(Data items)
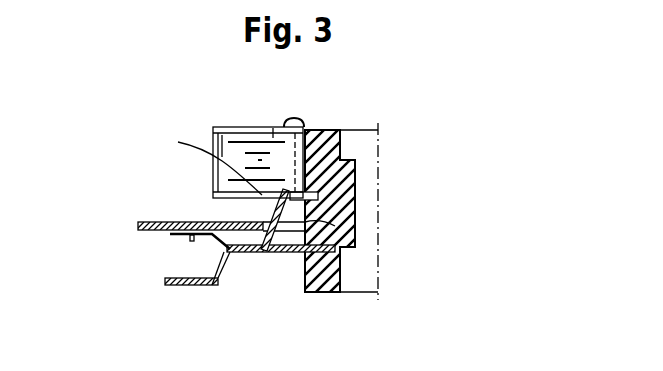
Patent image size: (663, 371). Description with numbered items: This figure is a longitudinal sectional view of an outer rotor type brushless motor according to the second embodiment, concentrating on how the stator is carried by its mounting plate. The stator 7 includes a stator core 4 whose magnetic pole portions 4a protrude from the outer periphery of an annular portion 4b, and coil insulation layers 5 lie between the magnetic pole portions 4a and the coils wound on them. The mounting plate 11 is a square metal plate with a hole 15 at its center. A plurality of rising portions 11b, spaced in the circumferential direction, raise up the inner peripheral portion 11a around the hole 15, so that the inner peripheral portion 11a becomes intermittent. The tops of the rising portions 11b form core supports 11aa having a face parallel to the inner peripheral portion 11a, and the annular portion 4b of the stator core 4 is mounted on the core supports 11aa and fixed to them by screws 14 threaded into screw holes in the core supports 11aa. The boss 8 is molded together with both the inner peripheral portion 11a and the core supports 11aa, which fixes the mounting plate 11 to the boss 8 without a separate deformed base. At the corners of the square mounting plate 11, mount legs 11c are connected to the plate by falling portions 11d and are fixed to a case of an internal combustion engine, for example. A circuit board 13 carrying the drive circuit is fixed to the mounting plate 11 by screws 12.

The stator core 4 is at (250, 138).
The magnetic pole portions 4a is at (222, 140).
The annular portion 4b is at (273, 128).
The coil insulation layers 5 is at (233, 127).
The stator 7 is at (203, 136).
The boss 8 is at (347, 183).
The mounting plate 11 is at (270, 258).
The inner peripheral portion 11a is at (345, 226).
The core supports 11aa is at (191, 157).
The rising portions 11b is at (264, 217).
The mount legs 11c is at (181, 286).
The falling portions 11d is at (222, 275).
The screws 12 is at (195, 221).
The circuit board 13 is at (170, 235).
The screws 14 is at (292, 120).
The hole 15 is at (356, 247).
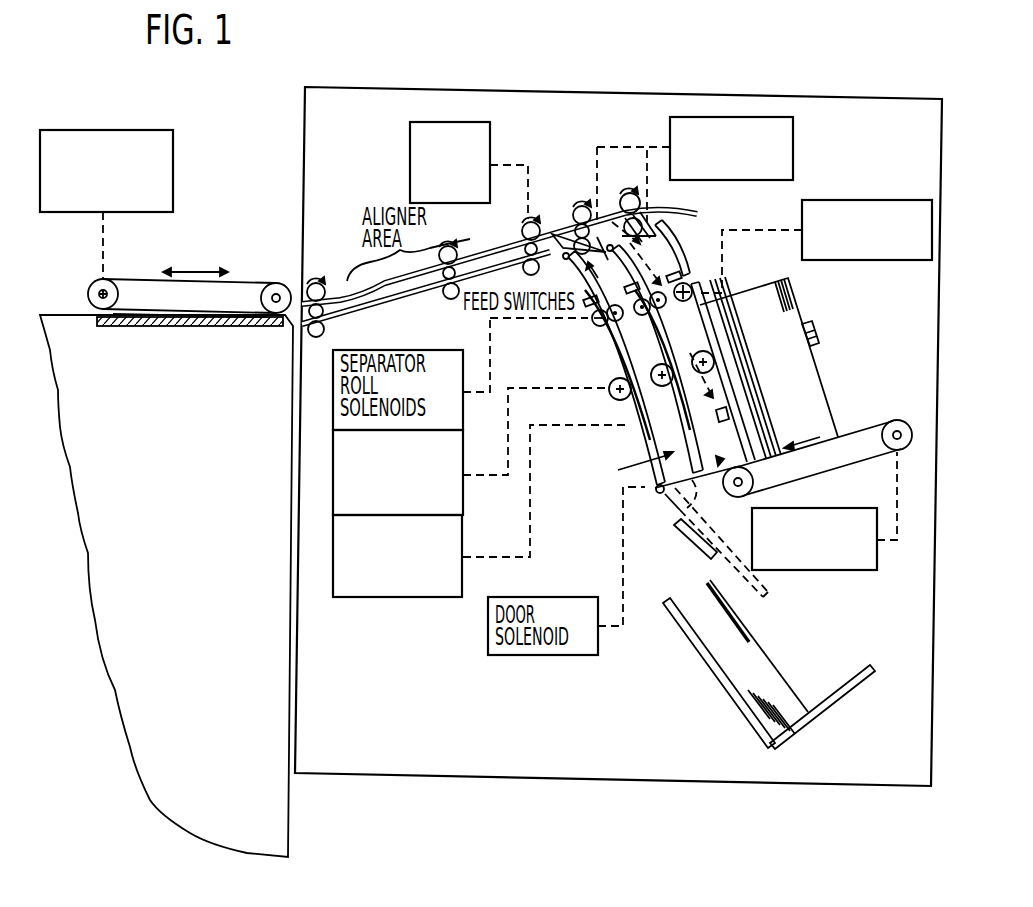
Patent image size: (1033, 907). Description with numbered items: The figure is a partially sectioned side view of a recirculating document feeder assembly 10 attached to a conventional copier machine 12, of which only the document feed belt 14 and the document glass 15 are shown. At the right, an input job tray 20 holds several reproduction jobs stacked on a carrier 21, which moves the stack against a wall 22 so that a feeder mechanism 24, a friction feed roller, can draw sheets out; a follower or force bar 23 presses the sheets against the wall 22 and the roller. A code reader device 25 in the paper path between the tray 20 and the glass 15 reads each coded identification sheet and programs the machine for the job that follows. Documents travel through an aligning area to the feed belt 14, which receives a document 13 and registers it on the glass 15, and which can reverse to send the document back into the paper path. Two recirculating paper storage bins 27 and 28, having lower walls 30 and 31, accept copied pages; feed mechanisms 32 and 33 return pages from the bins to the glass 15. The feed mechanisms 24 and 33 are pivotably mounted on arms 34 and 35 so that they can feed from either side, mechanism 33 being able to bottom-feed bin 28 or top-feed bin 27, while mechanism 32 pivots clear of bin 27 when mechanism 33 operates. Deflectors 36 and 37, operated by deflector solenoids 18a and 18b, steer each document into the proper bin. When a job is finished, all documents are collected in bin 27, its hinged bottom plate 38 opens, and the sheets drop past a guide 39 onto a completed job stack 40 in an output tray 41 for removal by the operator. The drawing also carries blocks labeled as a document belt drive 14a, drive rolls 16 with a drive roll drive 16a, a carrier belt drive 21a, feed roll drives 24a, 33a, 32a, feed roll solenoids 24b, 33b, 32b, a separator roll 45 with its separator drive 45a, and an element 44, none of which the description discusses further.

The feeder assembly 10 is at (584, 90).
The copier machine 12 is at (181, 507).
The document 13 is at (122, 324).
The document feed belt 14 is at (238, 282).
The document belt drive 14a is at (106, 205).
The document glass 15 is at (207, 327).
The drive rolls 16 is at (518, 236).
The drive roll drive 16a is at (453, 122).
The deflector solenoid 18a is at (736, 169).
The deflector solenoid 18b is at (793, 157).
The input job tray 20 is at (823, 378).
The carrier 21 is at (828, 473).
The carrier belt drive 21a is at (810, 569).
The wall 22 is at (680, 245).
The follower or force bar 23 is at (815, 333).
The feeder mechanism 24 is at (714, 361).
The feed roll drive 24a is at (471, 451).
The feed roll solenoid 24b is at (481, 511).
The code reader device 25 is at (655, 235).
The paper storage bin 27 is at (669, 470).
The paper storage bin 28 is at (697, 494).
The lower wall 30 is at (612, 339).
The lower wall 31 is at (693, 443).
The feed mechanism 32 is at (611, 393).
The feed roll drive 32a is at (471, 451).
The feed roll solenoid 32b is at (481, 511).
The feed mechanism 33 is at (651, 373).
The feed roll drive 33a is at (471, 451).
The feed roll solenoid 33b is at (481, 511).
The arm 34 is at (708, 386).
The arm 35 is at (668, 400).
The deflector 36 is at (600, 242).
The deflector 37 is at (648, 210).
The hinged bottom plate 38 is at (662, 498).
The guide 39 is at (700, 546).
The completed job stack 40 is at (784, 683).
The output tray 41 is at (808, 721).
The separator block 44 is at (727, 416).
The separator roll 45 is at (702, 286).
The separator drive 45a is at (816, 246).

▸ **GIVEN INSTRUCTION**
Copy all of the data above word for word, but leave out the pictures.

▸ **TASK RESPONSE**
Patent image size: (663, 371). Description with numbered items: This figure is a longitudinal sectional view of an outer rotor type brushless motor according to the second embodiment, concentrating on how the stator is carried by its mounting plate. The stator 7 includes a stator core 4 whose magnetic pole portions 4a protrude from the outer periphery of an annular portion 4b, and coil insulation layers 5 lie between the magnetic pole portions 4a and the coils wound on them. The mounting plate 11 is a square metal plate with a hole 15 at its center. A plurality of rising portions 11b, spaced in the circumferential direction, raise up the inner peripheral portion 11a around the hole 15, so that the inner peripheral portion 11a becomes intermittent. The tops of the rising portions 11b form core supports 11aa having a face parallel to the inner peripheral portion 11a, and the annular portion 4b of the stator core 4 is mounted on the core supports 11aa and fixed to them by screws 14 threaded into screw holes in the core supports 11aa. The boss 8 is molded together with both the inner peripheral portion 11a and the core supports 11aa, which fixes the mounting plate 11 to the boss 8 without a separate deformed base. At the corners of the square mounting plate 11, mount legs 11c are connected to the plate by falling portions 11d and are fixed to a case of an internal combustion engine, for example. A circuit board 13 carrying the drive circuit is fixed to the mounting plate 11 by screws 12.

The stator core 4 is at (250, 138).
The magnetic pole portions 4a is at (222, 140).
The annular portion 4b is at (273, 128).
The coil insulation layers 5 is at (233, 127).
The stator 7 is at (203, 136).
The boss 8 is at (347, 183).
The mounting plate 11 is at (270, 258).
The inner peripheral portion 11a is at (345, 226).
The core supports 11aa is at (191, 157).
The rising portions 11b is at (264, 217).
The mount legs 11c is at (181, 286).
The falling portions 11d is at (222, 275).
The screws 12 is at (195, 221).
The circuit board 13 is at (170, 235).
The screws 14 is at (292, 120).
The hole 15 is at (356, 247).
Patent image size: (1033, 907). Description with numbered items: The figure is a partially sectioned side view of a recirculating document feeder assembly 10 attached to a conventional copier machine 12, of which only the document feed belt 14 and the document glass 15 are shown. At the right, an input job tray 20 holds several reproduction jobs stacked on a carrier 21, which moves the stack against a wall 22 so that a feeder mechanism 24, a friction feed roller, can draw sheets out; a follower or force bar 23 presses the sheets against the wall 22 and the roller. A code reader device 25 in the paper path between the tray 20 and the glass 15 reads each coded identification sheet and programs the machine for the job that follows. Documents travel through an aligning area to the feed belt 14, which receives a document 13 and registers it on the glass 15, and which can reverse to send the document back into the paper path. Two recirculating paper storage bins 27 and 28, having lower walls 30 and 31, accept copied pages; feed mechanisms 32 and 33 return pages from the bins to the glass 15. The feed mechanisms 24 and 33 are pivotably mounted on arms 34 and 35 so that they can feed from either side, mechanism 33 being able to bottom-feed bin 28 or top-feed bin 27, while mechanism 32 pivots clear of bin 27 when mechanism 33 operates. Deflectors 36 and 37, operated by deflector solenoids 18a and 18b, steer each document into the proper bin. When a job is finished, all documents are collected in bin 27, its hinged bottom plate 38 opens, and the sheets drop past a guide 39 onto a completed job stack 40 in an output tray 41 for removal by the operator. The drawing also carries blocks labeled as a document belt drive 14a, drive rolls 16 with a drive roll drive 16a, a carrier belt drive 21a, feed roll drives 24a, 33a, 32a, feed roll solenoids 24b, 33b, 32b, a separator roll 45 with its separator drive 45a, and an element 44, none of which the description discusses further.

The feeder assembly 10 is at (584, 90).
The copier machine 12 is at (181, 507).
The document 13 is at (122, 324).
The document feed belt 14 is at (238, 282).
The document belt drive 14a is at (106, 205).
The document glass 15 is at (207, 327).
The drive rolls 16 is at (518, 236).
The drive roll drive 16a is at (453, 122).
The deflector solenoid 18a is at (736, 169).
The deflector solenoid 18b is at (793, 157).
The input job tray 20 is at (823, 378).
The carrier 21 is at (828, 473).
The carrier belt drive 21a is at (810, 569).
The wall 22 is at (680, 245).
The follower or force bar 23 is at (815, 333).
The feeder mechanism 24 is at (714, 361).
The feed roll drive 24a is at (471, 451).
The feed roll solenoid 24b is at (481, 511).
The code reader device 25 is at (655, 235).
The paper storage bin 27 is at (669, 470).
The paper storage bin 28 is at (697, 494).
The lower wall 30 is at (612, 339).
The lower wall 31 is at (693, 443).
The feed mechanism 32 is at (611, 393).
The feed roll drive 32a is at (471, 451).
The feed roll solenoid 32b is at (481, 511).
The feed mechanism 33 is at (651, 373).
The feed roll drive 33a is at (471, 451).
The feed roll solenoid 33b is at (481, 511).
The arm 34 is at (708, 386).
The arm 35 is at (668, 400).
The deflector 36 is at (600, 242).
The deflector 37 is at (648, 210).
The hinged bottom plate 38 is at (662, 498).
The guide 39 is at (700, 546).
The completed job stack 40 is at (784, 683).
The output tray 41 is at (808, 721).
The separator block 44 is at (727, 416).
The separator roll 45 is at (702, 286).
The separator drive 45a is at (816, 246).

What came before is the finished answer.